::: Source data

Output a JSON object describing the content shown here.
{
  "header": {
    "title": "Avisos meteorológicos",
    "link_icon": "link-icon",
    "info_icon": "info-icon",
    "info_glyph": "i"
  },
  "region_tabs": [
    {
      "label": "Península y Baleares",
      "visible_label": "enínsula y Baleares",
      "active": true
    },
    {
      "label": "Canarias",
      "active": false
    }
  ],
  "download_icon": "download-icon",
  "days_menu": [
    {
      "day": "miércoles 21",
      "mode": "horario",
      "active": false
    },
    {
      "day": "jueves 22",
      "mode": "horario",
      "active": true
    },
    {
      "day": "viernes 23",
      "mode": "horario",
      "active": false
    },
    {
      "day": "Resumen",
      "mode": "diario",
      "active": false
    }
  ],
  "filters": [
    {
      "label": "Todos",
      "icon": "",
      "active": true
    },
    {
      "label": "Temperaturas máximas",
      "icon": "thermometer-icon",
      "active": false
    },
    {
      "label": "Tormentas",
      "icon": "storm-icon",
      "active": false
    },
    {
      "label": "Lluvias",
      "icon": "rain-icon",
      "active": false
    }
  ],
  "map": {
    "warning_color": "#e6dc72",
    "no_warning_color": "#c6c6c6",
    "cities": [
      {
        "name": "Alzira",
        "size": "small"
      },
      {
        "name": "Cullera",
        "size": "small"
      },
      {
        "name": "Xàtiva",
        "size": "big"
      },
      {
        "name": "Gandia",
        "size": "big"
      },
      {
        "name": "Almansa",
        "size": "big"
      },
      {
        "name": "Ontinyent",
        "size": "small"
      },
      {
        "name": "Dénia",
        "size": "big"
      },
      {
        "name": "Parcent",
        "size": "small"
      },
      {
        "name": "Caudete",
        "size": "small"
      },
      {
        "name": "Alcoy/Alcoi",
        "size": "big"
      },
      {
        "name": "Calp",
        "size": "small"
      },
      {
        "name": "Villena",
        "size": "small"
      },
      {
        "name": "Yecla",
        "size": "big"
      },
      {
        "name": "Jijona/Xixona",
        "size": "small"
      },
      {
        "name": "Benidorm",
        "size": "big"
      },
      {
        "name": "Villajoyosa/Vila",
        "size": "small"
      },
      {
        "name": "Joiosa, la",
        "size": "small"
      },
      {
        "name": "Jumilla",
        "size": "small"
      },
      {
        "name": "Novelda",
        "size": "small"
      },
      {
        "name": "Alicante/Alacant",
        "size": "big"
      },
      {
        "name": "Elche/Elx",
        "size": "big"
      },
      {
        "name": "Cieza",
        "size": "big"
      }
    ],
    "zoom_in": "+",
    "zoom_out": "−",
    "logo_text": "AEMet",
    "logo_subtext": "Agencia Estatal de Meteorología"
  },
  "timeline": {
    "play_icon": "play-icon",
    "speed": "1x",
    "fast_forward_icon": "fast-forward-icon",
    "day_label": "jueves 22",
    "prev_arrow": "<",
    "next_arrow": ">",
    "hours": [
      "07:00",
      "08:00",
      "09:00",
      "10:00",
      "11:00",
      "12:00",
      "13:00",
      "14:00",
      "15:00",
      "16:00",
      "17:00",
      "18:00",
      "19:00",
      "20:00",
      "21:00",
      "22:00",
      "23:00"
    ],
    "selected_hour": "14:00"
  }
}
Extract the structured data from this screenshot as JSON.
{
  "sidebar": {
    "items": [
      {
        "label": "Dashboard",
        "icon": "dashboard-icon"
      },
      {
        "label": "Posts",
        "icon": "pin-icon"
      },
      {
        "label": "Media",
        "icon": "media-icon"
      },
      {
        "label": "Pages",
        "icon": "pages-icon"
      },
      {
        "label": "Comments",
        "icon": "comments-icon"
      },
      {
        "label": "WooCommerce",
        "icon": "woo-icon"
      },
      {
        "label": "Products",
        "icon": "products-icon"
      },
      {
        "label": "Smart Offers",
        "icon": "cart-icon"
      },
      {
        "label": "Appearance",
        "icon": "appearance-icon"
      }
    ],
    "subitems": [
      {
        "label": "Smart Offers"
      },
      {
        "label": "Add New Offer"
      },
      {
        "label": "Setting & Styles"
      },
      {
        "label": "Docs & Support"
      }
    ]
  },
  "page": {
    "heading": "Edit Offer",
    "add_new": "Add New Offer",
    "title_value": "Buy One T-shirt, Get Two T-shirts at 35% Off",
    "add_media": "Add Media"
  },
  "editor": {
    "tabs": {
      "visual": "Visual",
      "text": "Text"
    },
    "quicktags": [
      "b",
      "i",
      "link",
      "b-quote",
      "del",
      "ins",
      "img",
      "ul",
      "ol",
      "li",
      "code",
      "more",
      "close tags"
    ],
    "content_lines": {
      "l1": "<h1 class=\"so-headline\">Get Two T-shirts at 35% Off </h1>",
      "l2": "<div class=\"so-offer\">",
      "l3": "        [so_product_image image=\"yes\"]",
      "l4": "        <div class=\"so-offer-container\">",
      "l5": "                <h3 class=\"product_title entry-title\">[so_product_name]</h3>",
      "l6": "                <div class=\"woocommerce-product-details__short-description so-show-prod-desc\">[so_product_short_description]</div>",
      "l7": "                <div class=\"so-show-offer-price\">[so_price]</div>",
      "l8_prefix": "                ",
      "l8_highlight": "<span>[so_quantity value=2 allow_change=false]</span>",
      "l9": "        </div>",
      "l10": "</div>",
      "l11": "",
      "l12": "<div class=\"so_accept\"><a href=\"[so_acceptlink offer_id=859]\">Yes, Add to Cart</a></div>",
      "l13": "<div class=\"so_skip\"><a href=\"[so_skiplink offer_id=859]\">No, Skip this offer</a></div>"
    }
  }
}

::::::

Your objective >> Quote the data in full, keeping each word unchanged.

Written response >>
Output a JSON object describing the content shown here.
{
  "header": {
    "title": "Avisos meteorológicos",
    "link_icon": "link-icon",
    "info_icon": "info-icon",
    "info_glyph": "i"
  },
  "region_tabs": [
    {
      "label": "Península y Baleares",
      "visible_label": "enínsula y Baleares",
      "active": true
    },
    {
      "label": "Canarias",
      "active": false
    }
  ],
  "download_icon": "download-icon",
  "days_menu": [
    {
      "day": "miércoles 21",
      "mode": "horario",
      "active": false
    },
    {
      "day": "jueves 22",
      "mode": "horario",
      "active": true
    },
    {
      "day": "viernes 23",
      "mode": "horario",
      "active": false
    },
    {
      "day": "Resumen",
      "mode": "diario",
      "active": false
    }
  ],
  "filters": [
    {
      "label": "Todos",
      "icon": "",
      "active": true
    },
    {
      "label": "Temperaturas máximas",
      "icon": "thermometer-icon",
      "active": false
    },
    {
      "label": "Tormentas",
      "icon": "storm-icon",
      "active": false
    },
    {
      "label": "Lluvias",
      "icon": "rain-icon",
      "active": false
    }
  ],
  "map": {
    "warning_color": "#e6dc72",
    "no_warning_color": "#c6c6c6",
    "cities": [
      {
        "name": "Alzira",
        "size": "small"
      },
      {
        "name": "Cullera",
        "size": "small"
      },
      {
        "name": "Xàtiva",
        "size": "big"
      },
      {
        "name": "Gandia",
        "size": "big"
      },
      {
        "name": "Almansa",
        "size": "big"
      },
      {
        "name": "Ontinyent",
        "size": "small"
      },
      {
        "name": "Dénia",
        "size": "big"
      },
      {
        "name": "Parcent",
        "size": "small"
      },
      {
        "name": "Caudete",
        "size": "small"
      },
      {
        "name": "Alcoy/Alcoi",
        "size": "big"
      },
      {
        "name": "Calp",
        "size": "small"
      },
      {
        "name": "Villena",
        "size": "small"
      },
      {
        "name": "Yecla",
        "size": "big"
      },
      {
        "name": "Jijona/Xixona",
        "size": "small"
      },
      {
        "name": "Benidorm",
        "size": "big"
      },
      {
        "name": "Villajoyosa/Vila",
        "size": "small"
      },
      {
        "name": "Joiosa, la",
        "size": "small"
      },
      {
        "name": "Jumilla",
        "size": "small"
      },
      {
        "name": "Novelda",
        "size": "small"
      },
      {
        "name": "Alicante/Alacant",
        "size": "big"
      },
      {
        "name": "Elche/Elx",
        "size": "big"
      },
      {
        "name": "Cieza",
        "size": "big"
      }
    ],
    "zoom_in": "+",
    "zoom_out": "−",
    "logo_text": "AEMet",
    "logo_subtext": "Agencia Estatal de Meteorología"
  },
  "timeline": {
    "play_icon": "play-icon",
    "speed": "1x",
    "fast_forward_icon": "fast-forward-icon",
    "day_label": "jueves 22",
    "prev_arrow": "<",
    "next_arrow": ">",
    "hours": [
      "07:00",
      "08:00",
      "09:00",
      "10:00",
      "11:00",
      "12:00",
      "13:00",
      "14:00",
      "15:00",
      "16:00",
      "17:00",
      "18:00",
      "19:00",
      "20:00",
      "21:00",
      "22:00",
      "23:00"
    ],
    "selected_hour": "14:00"
  }
}
Extract the structured data from this screenshot as JSON.
{
  "sidebar": {
    "items": [
      {
        "label": "Dashboard",
        "icon": "dashboard-icon"
      },
      {
        "label": "Posts",
        "icon": "pin-icon"
      },
      {
        "label": "Media",
        "icon": "media-icon"
      },
      {
        "label": "Pages",
        "icon": "pages-icon"
      },
      {
        "label": "Comments",
        "icon": "comments-icon"
      },
      {
        "label": "WooCommerce",
        "icon": "woo-icon"
      },
      {
        "label": "Products",
        "icon": "products-icon"
      },
      {
        "label": "Smart Offers",
        "icon": "cart-icon"
      },
      {
        "label": "Appearance",
        "icon": "appearance-icon"
      }
    ],
    "subitems": [
      {
        "label": "Smart Offers"
      },
      {
        "label": "Add New Offer"
      },
      {
        "label": "Setting & Styles"
      },
      {
        "label": "Docs & Support"
      }
    ]
  },
  "page": {
    "heading": "Edit Offer",
    "add_new": "Add New Offer",
    "title_value": "Buy One T-shirt, Get Two T-shirts at 35% Off",
    "add_media": "Add Media"
  },
  "editor": {
    "tabs": {
      "visual": "Visual",
      "text": "Text"
    },
    "quicktags": [
      "b",
      "i",
      "link",
      "b-quote",
      "del",
      "ins",
      "img",
      "ul",
      "ol",
      "li",
      "code",
      "more",
      "close tags"
    ],
    "content_lines": {
      "l1": "<h1 class=\"so-headline\">Get Two T-shirts at 35% Off </h1>",
      "l2": "<div class=\"so-offer\">",
      "l3": "        [so_product_image image=\"yes\"]",
      "l4": "        <div class=\"so-offer-container\">",
      "l5": "                <h3 class=\"product_title entry-title\">[so_product_name]</h3>",
      "l6": "                <div class=\"woocommerce-product-details__short-description so-show-prod-desc\">[so_product_short_description]</div>",
      "l7": "                <div class=\"so-show-offer-price\">[so_price]</div>",
      "l8_prefix": "                ",
      "l8_highlight": "<span>[so_quantity value=2 allow_change=false]</span>",
      "l9": "        </div>",
      "l10": "</div>",
      "l11": "",
      "l12": "<div class=\"so_accept\"><a href=\"[so_acceptlink offer_id=859]\">Yes, Add to Cart</a></div>",
      "l13": "<div class=\"so_skip\"><a href=\"[so_skiplink offer_id=859]\">No, Skip this offer</a></div>"
    }
  }
}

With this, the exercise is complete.